→ Your goal
Spot each line that carries the word "label"; copy those lines.

→ Stored rows
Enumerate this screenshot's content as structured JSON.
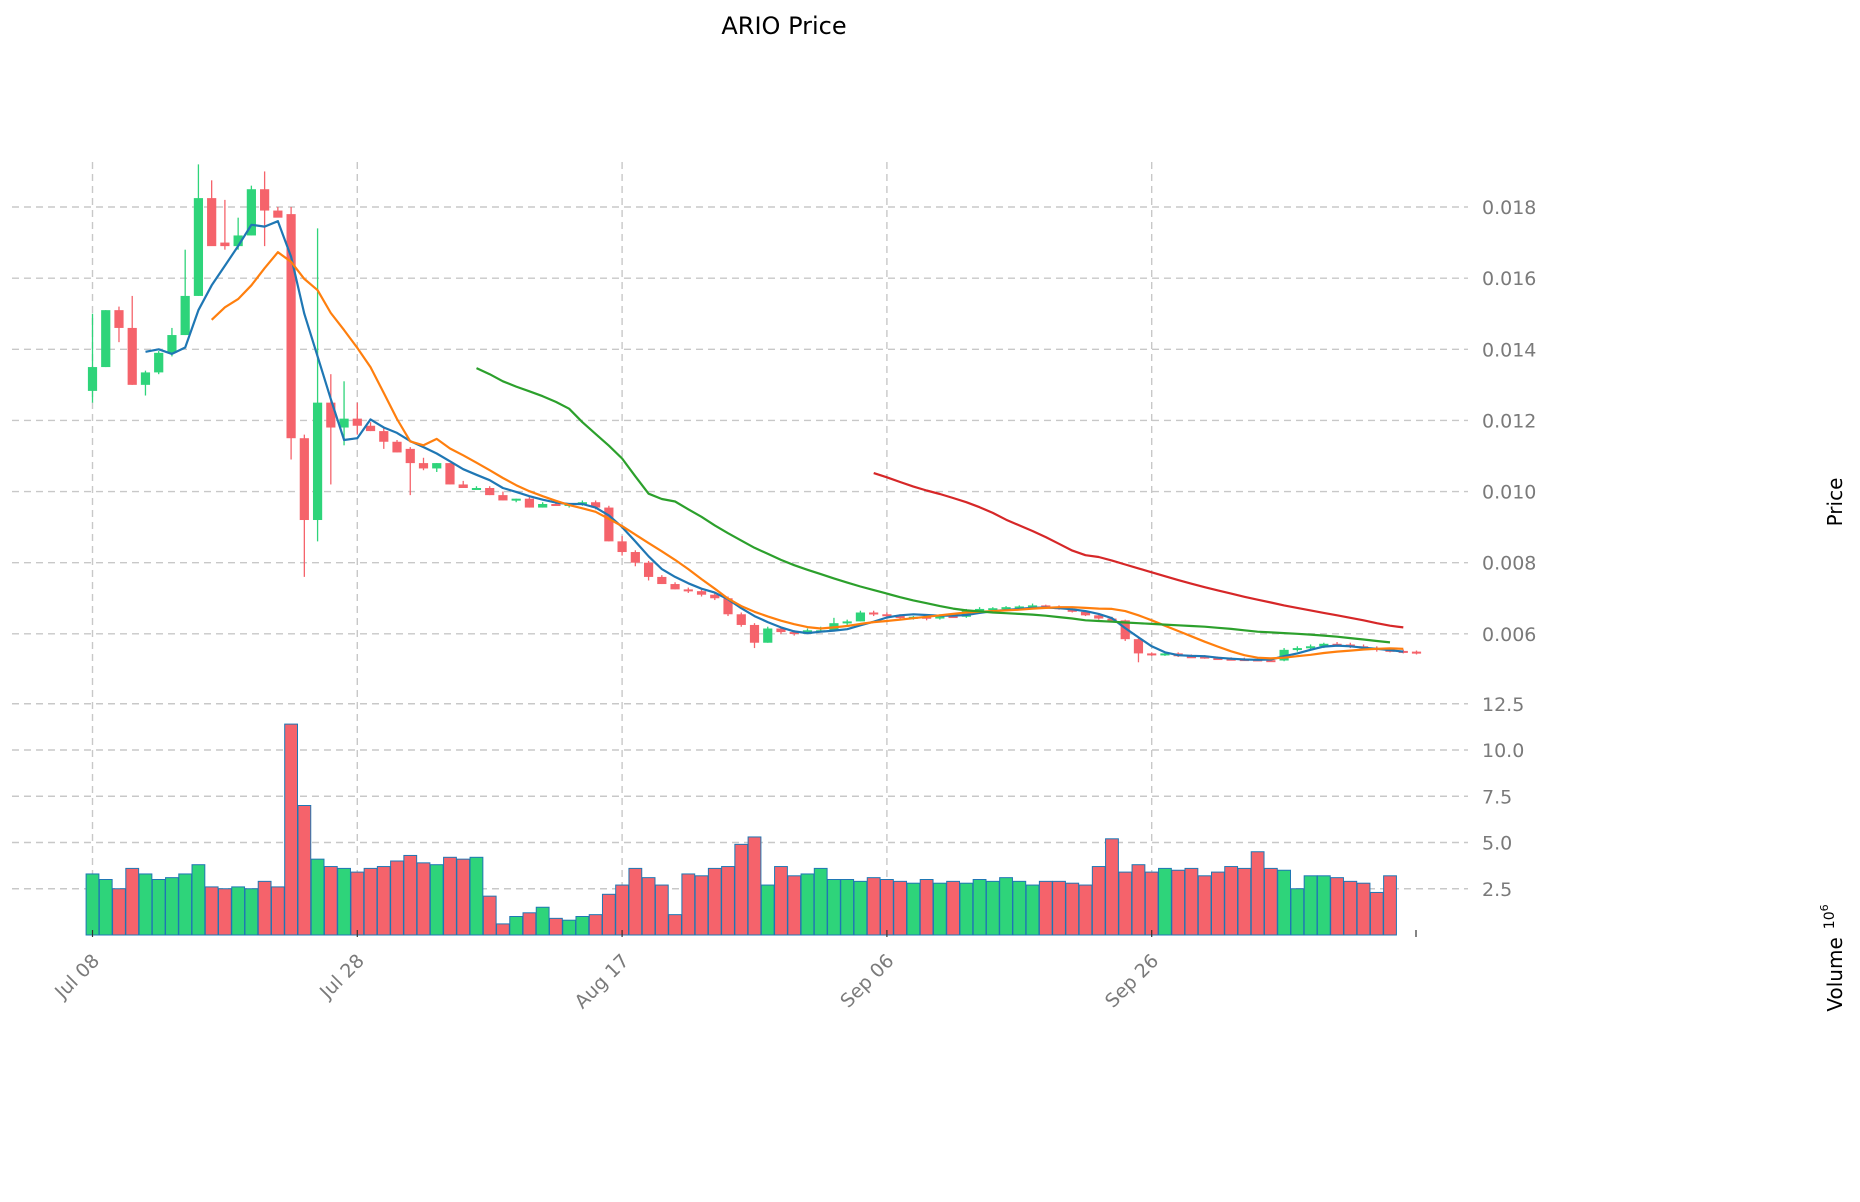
{
  "title": "ARIO Price",
  "chart_data": {
    "type": "candlestick",
    "title": "ARIO Price",
    "price_axis": {
      "label": "Price",
      "ticks": [
        "0.006",
        "0.008",
        "0.010",
        "0.012",
        "0.014",
        "0.016",
        "0.018"
      ],
      "range": [
        0.0045,
        0.0197
      ]
    },
    "volume_axis": {
      "label": "Volume",
      "exponent": "6",
      "ticks": [
        "2.5",
        "5.0",
        "7.5",
        "10.0",
        "12.5"
      ],
      "range": [
        0,
        13
      ]
    },
    "x_ticks": [
      {
        "label": "Jul 08",
        "day": 0
      },
      {
        "label": "Jul 28",
        "day": 20
      },
      {
        "label": "Aug 17",
        "day": 40
      },
      {
        "label": "Sep 06",
        "day": 60
      },
      {
        "label": "Sep 26",
        "day": 80
      }
    ],
    "x_range": [
      -0.5,
      100
    ],
    "grid": true,
    "colors": {
      "up": "#2ed47a",
      "down": "#f5636b",
      "volume_edge": "#1f77b4"
    },
    "candles": [
      [
        0.01283,
        0.015,
        0.0125,
        0.0135
      ],
      [
        0.0135,
        0.0151,
        0.0135,
        0.0151
      ],
      [
        0.0151,
        0.0152,
        0.0142,
        0.0146
      ],
      [
        0.0146,
        0.0155,
        0.013,
        0.013
      ],
      [
        0.013,
        0.0134,
        0.0127,
        0.01335
      ],
      [
        0.01335,
        0.01395,
        0.0133,
        0.0139
      ],
      [
        0.0139,
        0.0146,
        0.0138,
        0.0144
      ],
      [
        0.0144,
        0.0168,
        0.0144,
        0.0155
      ],
      [
        0.0155,
        0.0192,
        0.0155,
        0.01825
      ],
      [
        0.01825,
        0.01875,
        0.017,
        0.0169
      ],
      [
        0.017,
        0.0182,
        0.0168,
        0.0169
      ],
      [
        0.0169,
        0.0177,
        0.0168,
        0.0172
      ],
      [
        0.0172,
        0.0186,
        0.0172,
        0.0185
      ],
      [
        0.0185,
        0.019,
        0.0169,
        0.0179
      ],
      [
        0.0179,
        0.018,
        0.0178,
        0.0177
      ],
      [
        0.0178,
        0.018,
        0.0109,
        0.0115
      ],
      [
        0.0115,
        0.0116,
        0.0076,
        0.0092
      ],
      [
        0.0092,
        0.0174,
        0.0086,
        0.0125
      ],
      [
        0.0125,
        0.0133,
        0.0102,
        0.0118
      ],
      [
        0.0118,
        0.0131,
        0.0113,
        0.01205
      ],
      [
        0.01205,
        0.0125,
        0.0116,
        0.01185
      ],
      [
        0.01185,
        0.01195,
        0.0117,
        0.0117
      ],
      [
        0.0117,
        0.0118,
        0.0112,
        0.0114
      ],
      [
        0.0114,
        0.01145,
        0.0111,
        0.0111
      ],
      [
        0.0112,
        0.01125,
        0.0099,
        0.0108
      ],
      [
        0.0108,
        0.01095,
        0.0106,
        0.01065
      ],
      [
        0.01065,
        0.0108,
        0.01055,
        0.0108
      ],
      [
        0.0108,
        0.0108,
        0.0102,
        0.0102
      ],
      [
        0.0102,
        0.0103,
        0.0101,
        0.0101
      ],
      [
        0.0101,
        0.01015,
        0.01005,
        0.0101
      ],
      [
        0.0101,
        0.01015,
        0.0099,
        0.0099
      ],
      [
        0.0099,
        0.01,
        0.00975,
        0.00975
      ],
      [
        0.00975,
        0.0098,
        0.0097,
        0.0098
      ],
      [
        0.0098,
        0.00985,
        0.00955,
        0.00955
      ],
      [
        0.00955,
        0.0097,
        0.00955,
        0.00965
      ],
      [
        0.00965,
        0.0097,
        0.0096,
        0.0096
      ],
      [
        0.0096,
        0.00965,
        0.00955,
        0.00965
      ],
      [
        0.00965,
        0.00975,
        0.0096,
        0.0097
      ],
      [
        0.0097,
        0.00975,
        0.0095,
        0.00955
      ],
      [
        0.00955,
        0.0096,
        0.0086,
        0.0086
      ],
      [
        0.0086,
        0.00875,
        0.0082,
        0.0083
      ],
      [
        0.0083,
        0.00835,
        0.0079,
        0.008
      ],
      [
        0.008,
        0.00805,
        0.0075,
        0.0076
      ],
      [
        0.0076,
        0.00765,
        0.0074,
        0.0074
      ],
      [
        0.0074,
        0.00745,
        0.00725,
        0.00725
      ],
      [
        0.00725,
        0.0073,
        0.00715,
        0.0072
      ],
      [
        0.0072,
        0.00725,
        0.00705,
        0.0071
      ],
      [
        0.0071,
        0.00715,
        0.00695,
        0.007
      ],
      [
        0.007,
        0.00705,
        0.0065,
        0.00655
      ],
      [
        0.00655,
        0.0066,
        0.0062,
        0.00625
      ],
      [
        0.00625,
        0.0063,
        0.0056,
        0.00575
      ],
      [
        0.00575,
        0.0062,
        0.00575,
        0.00615
      ],
      [
        0.00615,
        0.0062,
        0.006,
        0.00605
      ],
      [
        0.00605,
        0.0061,
        0.00595,
        0.006
      ],
      [
        0.006,
        0.00615,
        0.006,
        0.0061
      ],
      [
        0.0061,
        0.0062,
        0.00605,
        0.0061
      ],
      [
        0.0061,
        0.00645,
        0.0061,
        0.0063
      ],
      [
        0.0063,
        0.0064,
        0.00625,
        0.00635
      ],
      [
        0.00635,
        0.00665,
        0.00635,
        0.0066
      ],
      [
        0.0066,
        0.00665,
        0.0065,
        0.00655
      ],
      [
        0.00655,
        0.0066,
        0.00645,
        0.0065
      ],
      [
        0.0065,
        0.00655,
        0.0064,
        0.00645
      ],
      [
        0.00645,
        0.0065,
        0.0064,
        0.00648
      ],
      [
        0.00648,
        0.00652,
        0.00638,
        0.00643
      ],
      [
        0.00643,
        0.00655,
        0.0064,
        0.0065
      ],
      [
        0.0065,
        0.00655,
        0.00645,
        0.00648
      ],
      [
        0.00648,
        0.0067,
        0.00645,
        0.00665
      ],
      [
        0.00665,
        0.00675,
        0.0066,
        0.0067
      ],
      [
        0.0067,
        0.00675,
        0.00665,
        0.00672
      ],
      [
        0.00672,
        0.00678,
        0.00668,
        0.00675
      ],
      [
        0.00675,
        0.0068,
        0.0067,
        0.00677
      ],
      [
        0.00677,
        0.00685,
        0.00672,
        0.0068
      ],
      [
        0.0068,
        0.00682,
        0.00672,
        0.00675
      ],
      [
        0.00675,
        0.0068,
        0.00668,
        0.0067
      ],
      [
        0.0067,
        0.00672,
        0.0066,
        0.00662
      ],
      [
        0.00662,
        0.00665,
        0.0065,
        0.00652
      ],
      [
        0.00652,
        0.00655,
        0.0064,
        0.00643
      ],
      [
        0.00643,
        0.00648,
        0.00635,
        0.00638
      ],
      [
        0.00638,
        0.0064,
        0.0058,
        0.00585
      ],
      [
        0.00585,
        0.0059,
        0.0052,
        0.00545
      ],
      [
        0.00545,
        0.00548,
        0.00538,
        0.0054
      ],
      [
        0.0054,
        0.00548,
        0.00538,
        0.00545
      ],
      [
        0.00545,
        0.00548,
        0.00535,
        0.00537
      ],
      [
        0.00537,
        0.00542,
        0.00533,
        0.00536
      ],
      [
        0.00536,
        0.0054,
        0.0053,
        0.00532
      ],
      [
        0.00532,
        0.00536,
        0.00528,
        0.0053
      ],
      [
        0.0053,
        0.00534,
        0.00527,
        0.00529
      ],
      [
        0.00529,
        0.00533,
        0.00526,
        0.00528
      ],
      [
        0.00528,
        0.00531,
        0.00524,
        0.00526
      ],
      [
        0.00526,
        0.0053,
        0.00523,
        0.00525
      ],
      [
        0.00525,
        0.0056,
        0.00523,
        0.00555
      ],
      [
        0.00555,
        0.00565,
        0.0055,
        0.0056
      ],
      [
        0.0056,
        0.0057,
        0.00555,
        0.00565
      ],
      [
        0.00565,
        0.00575,
        0.0056,
        0.00572
      ],
      [
        0.00572,
        0.00577,
        0.00565,
        0.0057
      ],
      [
        0.0057,
        0.00575,
        0.0056,
        0.00565
      ],
      [
        0.00565,
        0.0057,
        0.00555,
        0.0056
      ],
      [
        0.0056,
        0.00565,
        0.0055,
        0.00555
      ],
      [
        0.00555,
        0.0056,
        0.00548,
        0.00552
      ],
      [
        0.00552,
        0.00556,
        0.00545,
        0.0055
      ],
      [
        0.0055,
        0.00553,
        0.00542,
        0.00545
      ]
    ],
    "volumes": [
      3.3,
      3.0,
      2.5,
      3.6,
      3.3,
      3.0,
      3.1,
      3.3,
      3.8,
      2.6,
      2.5,
      2.6,
      2.5,
      2.9,
      2.6,
      11.4,
      7.0,
      4.1,
      3.7,
      3.6,
      3.4,
      3.6,
      3.7,
      4.0,
      4.3,
      3.9,
      3.8,
      4.2,
      4.1,
      4.2,
      2.1,
      0.6,
      1.0,
      1.2,
      1.5,
      0.9,
      0.8,
      1.0,
      1.1,
      2.2,
      2.7,
      3.6,
      3.1,
      2.7,
      1.1,
      3.3,
      3.2,
      3.6,
      3.7,
      4.9,
      5.3,
      2.7,
      3.7,
      3.2,
      3.3,
      3.6,
      3.0,
      3.0,
      2.9,
      3.1,
      3.0,
      2.9,
      2.8,
      3.0,
      2.8,
      2.9,
      2.8,
      3.0,
      2.9,
      3.1,
      2.9,
      2.7,
      2.9,
      2.9,
      2.8,
      2.7,
      3.7,
      5.2,
      3.4,
      3.8,
      3.4,
      3.6,
      3.5,
      3.6,
      3.2,
      3.4,
      3.7,
      3.6,
      4.5,
      3.6,
      3.5,
      2.5,
      3.2,
      3.2,
      3.1,
      2.9,
      2.8,
      2.3,
      3.2
    ],
    "moving_averages": [
      {
        "color": "#1f77b4",
        "start": 4,
        "values": [
          0.01393,
          0.014,
          0.01387,
          0.01405,
          0.0151,
          0.0158,
          0.01635,
          0.0169,
          0.0175,
          0.01745,
          0.0176,
          0.0166,
          0.015,
          0.0138,
          0.0126,
          0.01145,
          0.0115,
          0.01203,
          0.0118,
          0.01165,
          0.01142,
          0.01125,
          0.01107,
          0.01085,
          0.01063,
          0.01047,
          0.01032,
          0.0101,
          0.00999,
          0.00987,
          0.00977,
          0.00969,
          0.00965,
          0.00965,
          0.00955,
          0.00933,
          0.009,
          0.0086,
          0.00818,
          0.00782,
          0.0076,
          0.00742,
          0.00727,
          0.00716,
          0.00697,
          0.00672,
          0.0065,
          0.00633,
          0.00618,
          0.00607,
          0.00602,
          0.00606,
          0.00609,
          0.00613,
          0.00624,
          0.00634,
          0.00646,
          0.00652,
          0.00655,
          0.00653,
          0.00651,
          0.00651,
          0.00653,
          0.00659,
          0.00664,
          0.00667,
          0.0067,
          0.00673,
          0.00674,
          0.00672,
          0.00669,
          0.00664,
          0.00656,
          0.00644,
          0.00616,
          0.0059,
          0.00565,
          0.00548,
          0.0054,
          0.00538,
          0.00537,
          0.00533,
          0.0053,
          0.00528,
          0.00527,
          0.00528,
          0.00537,
          0.00545,
          0.00555,
          0.00564,
          0.00567,
          0.00565,
          0.00561,
          0.00558,
          0.00554,
          0.0055
        ]
      },
      {
        "color": "#ff7f0e",
        "start": 9,
        "values": [
          0.01483,
          0.01518,
          0.01541,
          0.0158,
          0.01628,
          0.01673,
          0.01646,
          0.01598,
          0.01566,
          0.01502,
          0.01454,
          0.01404,
          0.0135,
          0.01277,
          0.01204,
          0.01141,
          0.0113,
          0.01148,
          0.01121,
          0.01102,
          0.01081,
          0.0106,
          0.01038,
          0.01018,
          0.01001,
          0.00987,
          0.00974,
          0.00962,
          0.00953,
          0.00943,
          0.00923,
          0.00903,
          0.00879,
          0.00855,
          0.00832,
          0.00808,
          0.00782,
          0.00754,
          0.00727,
          0.00699,
          0.00678,
          0.00662,
          0.00649,
          0.00637,
          0.00627,
          0.00619,
          0.00615,
          0.00618,
          0.00622,
          0.00628,
          0.00633,
          0.00636,
          0.0064,
          0.00644,
          0.00648,
          0.00652,
          0.00656,
          0.0066,
          0.00662,
          0.00664,
          0.00666,
          0.00668,
          0.00671,
          0.00673,
          0.00675,
          0.00675,
          0.00673,
          0.00671,
          0.0067,
          0.00664,
          0.00652,
          0.00638,
          0.00623,
          0.00608,
          0.00593,
          0.00578,
          0.00564,
          0.00551,
          0.0054,
          0.00533,
          0.00531,
          0.00533,
          0.00537,
          0.00541,
          0.00546,
          0.0055,
          0.00553,
          0.00556,
          0.00558,
          0.00559,
          0.00558
        ]
      },
      {
        "color": "#2ca02c",
        "start": 29,
        "values": [
          0.01347,
          0.0133,
          0.0131,
          0.01295,
          0.01282,
          0.01268,
          0.01252,
          0.01233,
          0.01195,
          0.01162,
          0.01129,
          0.01093,
          0.01043,
          0.00994,
          0.00979,
          0.00972,
          0.0095,
          0.00929,
          0.00905,
          0.00883,
          0.00862,
          0.00842,
          0.00825,
          0.00808,
          0.00793,
          0.0078,
          0.00768,
          0.00756,
          0.00744,
          0.00733,
          0.00723,
          0.00713,
          0.00703,
          0.00694,
          0.00686,
          0.00678,
          0.00671,
          0.00666,
          0.00663,
          0.0066,
          0.00658,
          0.00656,
          0.00654,
          0.00651,
          0.00647,
          0.00643,
          0.00638,
          0.00636,
          0.00634,
          0.00632,
          0.0063,
          0.00628,
          0.00626,
          0.00624,
          0.00622,
          0.0062,
          0.00617,
          0.00614,
          0.0061,
          0.00606,
          0.00604,
          0.00602,
          0.006,
          0.00598,
          0.00595,
          0.00592,
          0.00588,
          0.00584,
          0.0058,
          0.00576
        ]
      },
      {
        "color": "#d62728",
        "start": 59,
        "values": [
          0.01052,
          0.0104,
          0.01027,
          0.01014,
          0.01003,
          0.00993,
          0.00982,
          0.0097,
          0.00956,
          0.0094,
          0.00921,
          0.00905,
          0.00889,
          0.00872,
          0.00853,
          0.00834,
          0.00821,
          0.00816,
          0.00806,
          0.00795,
          0.00784,
          0.00773,
          0.00762,
          0.00751,
          0.00741,
          0.00731,
          0.00722,
          0.00713,
          0.00704,
          0.00696,
          0.00688,
          0.0068,
          0.00673,
          0.00666,
          0.00659,
          0.00652,
          0.00645,
          0.00638,
          0.0063,
          0.00623,
          0.00618
        ]
      }
    ]
  }
}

→ Problem solution
      "label": "Price",
      "label": "Volume",
        "label": "Jul 08",
        "label": "Jul 28",
        "label": "Aug 17",
        "label": "Sep 06",
        "label": "Sep 26",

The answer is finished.